--- start INFORMATION SHOWN ---

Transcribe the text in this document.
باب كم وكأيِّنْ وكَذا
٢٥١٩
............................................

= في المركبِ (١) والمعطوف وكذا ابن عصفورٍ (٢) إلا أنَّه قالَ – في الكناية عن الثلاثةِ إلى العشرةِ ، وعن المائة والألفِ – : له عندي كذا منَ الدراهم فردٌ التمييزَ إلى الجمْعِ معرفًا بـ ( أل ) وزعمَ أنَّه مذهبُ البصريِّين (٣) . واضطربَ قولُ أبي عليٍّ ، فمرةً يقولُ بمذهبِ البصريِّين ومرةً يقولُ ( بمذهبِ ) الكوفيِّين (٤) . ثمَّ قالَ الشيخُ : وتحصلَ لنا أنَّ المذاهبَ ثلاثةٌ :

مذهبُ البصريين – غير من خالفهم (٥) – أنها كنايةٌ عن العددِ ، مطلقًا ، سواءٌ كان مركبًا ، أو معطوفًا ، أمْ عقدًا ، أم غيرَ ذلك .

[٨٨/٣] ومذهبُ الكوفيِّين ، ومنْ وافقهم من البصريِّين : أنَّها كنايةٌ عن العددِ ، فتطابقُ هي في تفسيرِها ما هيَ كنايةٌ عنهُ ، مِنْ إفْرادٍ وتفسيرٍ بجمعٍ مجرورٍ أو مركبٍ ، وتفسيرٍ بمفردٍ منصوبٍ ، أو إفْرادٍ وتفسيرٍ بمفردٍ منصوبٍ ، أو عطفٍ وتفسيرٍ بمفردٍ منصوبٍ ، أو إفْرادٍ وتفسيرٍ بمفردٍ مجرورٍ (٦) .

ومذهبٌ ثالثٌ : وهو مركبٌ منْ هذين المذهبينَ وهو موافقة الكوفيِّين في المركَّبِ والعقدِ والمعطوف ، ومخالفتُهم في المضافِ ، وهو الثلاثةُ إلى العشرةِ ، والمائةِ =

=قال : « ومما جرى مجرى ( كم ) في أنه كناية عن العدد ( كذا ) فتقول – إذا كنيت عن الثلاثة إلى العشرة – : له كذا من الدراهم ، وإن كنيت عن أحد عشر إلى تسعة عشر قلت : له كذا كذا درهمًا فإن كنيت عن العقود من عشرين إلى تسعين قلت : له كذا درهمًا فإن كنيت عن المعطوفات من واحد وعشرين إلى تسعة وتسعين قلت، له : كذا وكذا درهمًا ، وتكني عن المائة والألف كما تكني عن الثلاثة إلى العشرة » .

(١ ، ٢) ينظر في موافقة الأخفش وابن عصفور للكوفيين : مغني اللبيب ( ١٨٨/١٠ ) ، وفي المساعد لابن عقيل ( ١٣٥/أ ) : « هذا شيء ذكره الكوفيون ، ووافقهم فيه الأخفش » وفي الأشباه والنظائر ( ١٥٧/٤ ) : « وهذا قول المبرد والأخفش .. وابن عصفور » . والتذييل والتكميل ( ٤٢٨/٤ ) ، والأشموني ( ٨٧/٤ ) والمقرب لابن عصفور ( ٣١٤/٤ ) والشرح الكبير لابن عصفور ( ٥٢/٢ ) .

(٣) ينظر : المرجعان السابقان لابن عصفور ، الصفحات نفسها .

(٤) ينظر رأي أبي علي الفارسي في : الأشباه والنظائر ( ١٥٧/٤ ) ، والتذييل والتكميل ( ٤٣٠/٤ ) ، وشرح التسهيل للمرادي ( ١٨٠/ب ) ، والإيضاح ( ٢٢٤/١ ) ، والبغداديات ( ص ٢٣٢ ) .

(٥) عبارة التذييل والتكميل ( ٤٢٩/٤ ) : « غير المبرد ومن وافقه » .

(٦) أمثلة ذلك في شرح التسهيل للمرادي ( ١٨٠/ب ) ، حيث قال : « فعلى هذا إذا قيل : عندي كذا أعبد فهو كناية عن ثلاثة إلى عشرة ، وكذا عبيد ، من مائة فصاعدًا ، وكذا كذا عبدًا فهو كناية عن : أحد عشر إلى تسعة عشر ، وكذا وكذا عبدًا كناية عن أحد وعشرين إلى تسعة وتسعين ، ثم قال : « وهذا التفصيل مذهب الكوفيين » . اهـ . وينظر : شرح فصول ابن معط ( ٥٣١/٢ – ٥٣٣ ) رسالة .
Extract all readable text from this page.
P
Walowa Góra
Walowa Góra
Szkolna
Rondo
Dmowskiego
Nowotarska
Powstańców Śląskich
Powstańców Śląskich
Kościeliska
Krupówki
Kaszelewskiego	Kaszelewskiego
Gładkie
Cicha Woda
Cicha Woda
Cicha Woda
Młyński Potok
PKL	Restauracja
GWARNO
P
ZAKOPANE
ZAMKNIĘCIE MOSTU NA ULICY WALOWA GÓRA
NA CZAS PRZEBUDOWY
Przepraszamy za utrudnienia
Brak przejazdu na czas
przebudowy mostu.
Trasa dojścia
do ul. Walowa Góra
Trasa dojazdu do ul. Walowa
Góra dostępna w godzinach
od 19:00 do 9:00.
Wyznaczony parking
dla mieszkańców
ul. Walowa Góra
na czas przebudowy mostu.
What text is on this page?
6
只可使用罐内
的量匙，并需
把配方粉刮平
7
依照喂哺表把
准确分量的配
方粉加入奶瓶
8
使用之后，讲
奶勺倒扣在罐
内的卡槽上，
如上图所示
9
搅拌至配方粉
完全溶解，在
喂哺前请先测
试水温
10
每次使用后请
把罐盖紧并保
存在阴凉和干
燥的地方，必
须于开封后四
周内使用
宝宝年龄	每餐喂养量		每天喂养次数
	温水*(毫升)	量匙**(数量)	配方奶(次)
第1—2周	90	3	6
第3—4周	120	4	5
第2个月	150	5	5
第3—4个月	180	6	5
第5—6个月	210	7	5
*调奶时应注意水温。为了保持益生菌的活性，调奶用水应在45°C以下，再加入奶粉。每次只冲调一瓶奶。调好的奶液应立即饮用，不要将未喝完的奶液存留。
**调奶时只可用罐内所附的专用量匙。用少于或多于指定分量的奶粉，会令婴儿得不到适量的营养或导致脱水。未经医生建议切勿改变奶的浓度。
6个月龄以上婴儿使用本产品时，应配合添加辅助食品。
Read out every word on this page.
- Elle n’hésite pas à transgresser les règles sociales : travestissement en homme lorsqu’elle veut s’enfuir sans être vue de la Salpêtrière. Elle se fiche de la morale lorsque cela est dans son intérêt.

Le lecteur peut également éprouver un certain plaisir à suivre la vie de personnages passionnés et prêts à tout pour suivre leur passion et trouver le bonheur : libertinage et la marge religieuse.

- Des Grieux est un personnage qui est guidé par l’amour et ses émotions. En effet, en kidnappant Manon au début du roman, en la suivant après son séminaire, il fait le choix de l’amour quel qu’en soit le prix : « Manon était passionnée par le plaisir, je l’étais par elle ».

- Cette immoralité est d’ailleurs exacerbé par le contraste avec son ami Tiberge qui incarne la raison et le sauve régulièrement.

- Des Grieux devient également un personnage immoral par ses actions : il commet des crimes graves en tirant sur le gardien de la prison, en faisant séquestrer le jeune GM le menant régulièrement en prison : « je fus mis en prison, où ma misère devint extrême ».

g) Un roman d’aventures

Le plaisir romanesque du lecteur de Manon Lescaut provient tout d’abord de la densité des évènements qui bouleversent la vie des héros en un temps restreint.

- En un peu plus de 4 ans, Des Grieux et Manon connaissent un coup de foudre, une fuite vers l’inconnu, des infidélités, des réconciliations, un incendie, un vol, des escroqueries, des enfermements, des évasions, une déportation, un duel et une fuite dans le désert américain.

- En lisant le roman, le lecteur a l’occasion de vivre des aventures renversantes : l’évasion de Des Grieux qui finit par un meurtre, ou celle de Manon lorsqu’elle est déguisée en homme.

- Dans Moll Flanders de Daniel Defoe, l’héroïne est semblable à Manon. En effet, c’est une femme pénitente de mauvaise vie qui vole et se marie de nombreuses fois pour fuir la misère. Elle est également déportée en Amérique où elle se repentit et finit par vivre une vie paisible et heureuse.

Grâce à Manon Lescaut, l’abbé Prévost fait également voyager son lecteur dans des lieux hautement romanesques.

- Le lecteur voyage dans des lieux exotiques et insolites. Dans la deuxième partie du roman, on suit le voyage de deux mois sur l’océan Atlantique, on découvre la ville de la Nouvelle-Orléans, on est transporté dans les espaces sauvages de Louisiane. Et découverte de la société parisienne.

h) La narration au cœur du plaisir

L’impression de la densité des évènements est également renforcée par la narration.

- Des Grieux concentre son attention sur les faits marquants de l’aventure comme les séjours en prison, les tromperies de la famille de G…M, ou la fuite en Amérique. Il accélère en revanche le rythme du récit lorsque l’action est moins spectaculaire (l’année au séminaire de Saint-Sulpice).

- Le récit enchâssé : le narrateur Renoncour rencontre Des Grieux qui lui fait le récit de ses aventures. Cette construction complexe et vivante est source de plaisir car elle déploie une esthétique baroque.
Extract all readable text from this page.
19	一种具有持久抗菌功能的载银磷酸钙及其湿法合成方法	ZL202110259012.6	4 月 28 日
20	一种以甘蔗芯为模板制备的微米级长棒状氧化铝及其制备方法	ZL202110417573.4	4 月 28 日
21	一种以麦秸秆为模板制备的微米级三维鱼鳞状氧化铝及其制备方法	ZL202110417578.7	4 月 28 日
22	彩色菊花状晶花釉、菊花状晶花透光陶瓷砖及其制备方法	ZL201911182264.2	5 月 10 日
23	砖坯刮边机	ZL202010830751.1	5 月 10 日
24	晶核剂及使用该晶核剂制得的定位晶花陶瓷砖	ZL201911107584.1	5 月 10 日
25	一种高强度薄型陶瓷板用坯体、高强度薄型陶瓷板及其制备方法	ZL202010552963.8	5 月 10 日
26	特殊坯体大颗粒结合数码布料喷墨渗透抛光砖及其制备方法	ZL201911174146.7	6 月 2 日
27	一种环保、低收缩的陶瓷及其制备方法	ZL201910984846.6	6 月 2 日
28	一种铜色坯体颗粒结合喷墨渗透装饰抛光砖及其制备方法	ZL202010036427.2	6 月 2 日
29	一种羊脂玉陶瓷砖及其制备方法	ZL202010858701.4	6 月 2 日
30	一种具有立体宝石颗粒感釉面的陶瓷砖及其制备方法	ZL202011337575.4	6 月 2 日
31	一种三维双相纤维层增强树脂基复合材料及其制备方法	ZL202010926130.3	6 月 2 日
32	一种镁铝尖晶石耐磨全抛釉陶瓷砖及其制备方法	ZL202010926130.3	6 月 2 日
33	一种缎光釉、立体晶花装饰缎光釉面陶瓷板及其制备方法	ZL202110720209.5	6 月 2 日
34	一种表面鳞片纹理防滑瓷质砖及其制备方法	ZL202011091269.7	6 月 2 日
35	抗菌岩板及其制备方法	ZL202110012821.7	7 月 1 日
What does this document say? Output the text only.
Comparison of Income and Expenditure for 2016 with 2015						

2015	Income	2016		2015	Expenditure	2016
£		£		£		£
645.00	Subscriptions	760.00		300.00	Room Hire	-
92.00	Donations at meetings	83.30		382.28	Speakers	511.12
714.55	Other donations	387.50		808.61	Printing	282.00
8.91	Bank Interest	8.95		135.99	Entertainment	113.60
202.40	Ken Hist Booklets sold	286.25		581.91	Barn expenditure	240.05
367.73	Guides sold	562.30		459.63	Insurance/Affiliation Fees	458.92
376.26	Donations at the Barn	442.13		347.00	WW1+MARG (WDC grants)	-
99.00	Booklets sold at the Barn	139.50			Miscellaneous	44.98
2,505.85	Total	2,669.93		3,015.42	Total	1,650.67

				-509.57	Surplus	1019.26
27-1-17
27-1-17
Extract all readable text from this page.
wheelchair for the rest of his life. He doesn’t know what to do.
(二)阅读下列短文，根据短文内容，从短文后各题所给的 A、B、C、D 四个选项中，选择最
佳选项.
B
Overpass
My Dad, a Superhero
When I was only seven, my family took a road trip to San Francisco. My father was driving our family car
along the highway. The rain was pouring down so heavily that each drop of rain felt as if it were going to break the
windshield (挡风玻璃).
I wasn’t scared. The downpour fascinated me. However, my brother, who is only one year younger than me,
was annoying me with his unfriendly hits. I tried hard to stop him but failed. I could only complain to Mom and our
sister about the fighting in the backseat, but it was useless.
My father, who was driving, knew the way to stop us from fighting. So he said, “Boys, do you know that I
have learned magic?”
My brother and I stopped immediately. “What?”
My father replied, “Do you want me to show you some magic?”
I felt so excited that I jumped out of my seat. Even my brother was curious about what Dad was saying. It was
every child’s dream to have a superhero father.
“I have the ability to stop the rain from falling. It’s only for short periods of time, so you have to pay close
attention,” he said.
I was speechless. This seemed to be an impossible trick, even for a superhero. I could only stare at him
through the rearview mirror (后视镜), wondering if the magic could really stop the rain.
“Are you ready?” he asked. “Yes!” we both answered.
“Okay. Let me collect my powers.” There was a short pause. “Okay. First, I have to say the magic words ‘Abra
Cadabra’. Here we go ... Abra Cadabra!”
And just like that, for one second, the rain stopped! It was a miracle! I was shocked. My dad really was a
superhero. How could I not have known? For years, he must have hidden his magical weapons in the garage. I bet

--- end INFORMATION SHOWN ---

[GIVEN TASK] Extract every line above containing the word "driving".

[ANSWER FOR THE TASK]
When I was only seven, my family took a road trip to San Francisco. My father was driving our family car
My father, who was driving, knew the way to stop us from fighting. So he said, “Boys, do you know that I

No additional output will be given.